_Instructions for the task_
Return every line of the items below that contains the string "text", with matching case.
* begin Input records *
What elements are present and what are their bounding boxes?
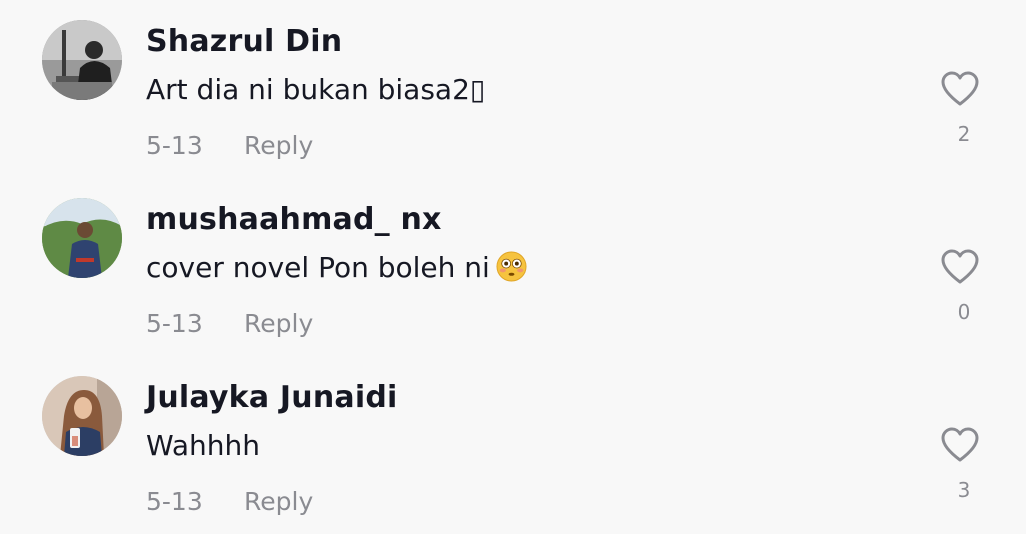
comment-date: 5-13 (146, 131, 203, 160)
comment-text: cover novel Pon boleh ni (146, 251, 527, 284)
comment-item: Shazrul Din Art dia ni bukan biasa2▯ 5-1… (0, 0, 1026, 178)
comment-date: 5-13 (146, 487, 203, 516)
avatar-image (42, 20, 122, 100)
username[interactable]: mushaahmad_ nx (146, 202, 442, 237)
comment-text-content: cover novel Pon boleh ni (146, 251, 490, 284)
flushed-face-emoji (496, 251, 527, 282)
comment-item: mushaahmad_ nx cover novel Pon boleh ni … (0, 178, 1026, 356)
comment-item: Julayka Junaidi Wahhhh 5-13 Reply 3 (0, 356, 1026, 534)
heart-outline-icon[interactable] (940, 248, 980, 286)
comment-text: Art dia ni bukan biasa2▯ (146, 73, 486, 106)
reply-button[interactable]: Reply (244, 309, 313, 338)
heart-outline-icon[interactable] (940, 426, 980, 464)
avatar-image (42, 376, 122, 456)
like-count: 2 (957, 122, 971, 146)
like-count: 0 (957, 300, 971, 324)
avatar[interactable] (42, 20, 122, 100)
heart-outline-icon[interactable] (940, 70, 980, 108)
like-count: 3 (957, 478, 971, 502)
reply-button[interactable]: Reply (244, 131, 313, 160)
comment-text: Wahhhh (146, 429, 261, 462)
username[interactable]: Julayka Junaidi (146, 380, 397, 415)
avatar[interactable] (42, 376, 122, 456)
avatar-image (42, 198, 122, 278)
comment-date: 5-13 (146, 309, 203, 338)
username[interactable]: Shazrul Din (146, 24, 342, 59)
reply-button[interactable]: Reply (244, 487, 313, 516)
avatar[interactable] (42, 198, 122, 278)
* end Input records *
_Finished answer_
comment-text: cover novel Pon boleh ni (146, 251, 527, 284)
comment-text-content: cover novel Pon boleh ni (146, 251, 490, 284)
comment-text: Art dia ni bukan biasa2▯ (146, 73, 486, 106)
comment-text: Wahhhh (146, 429, 261, 462)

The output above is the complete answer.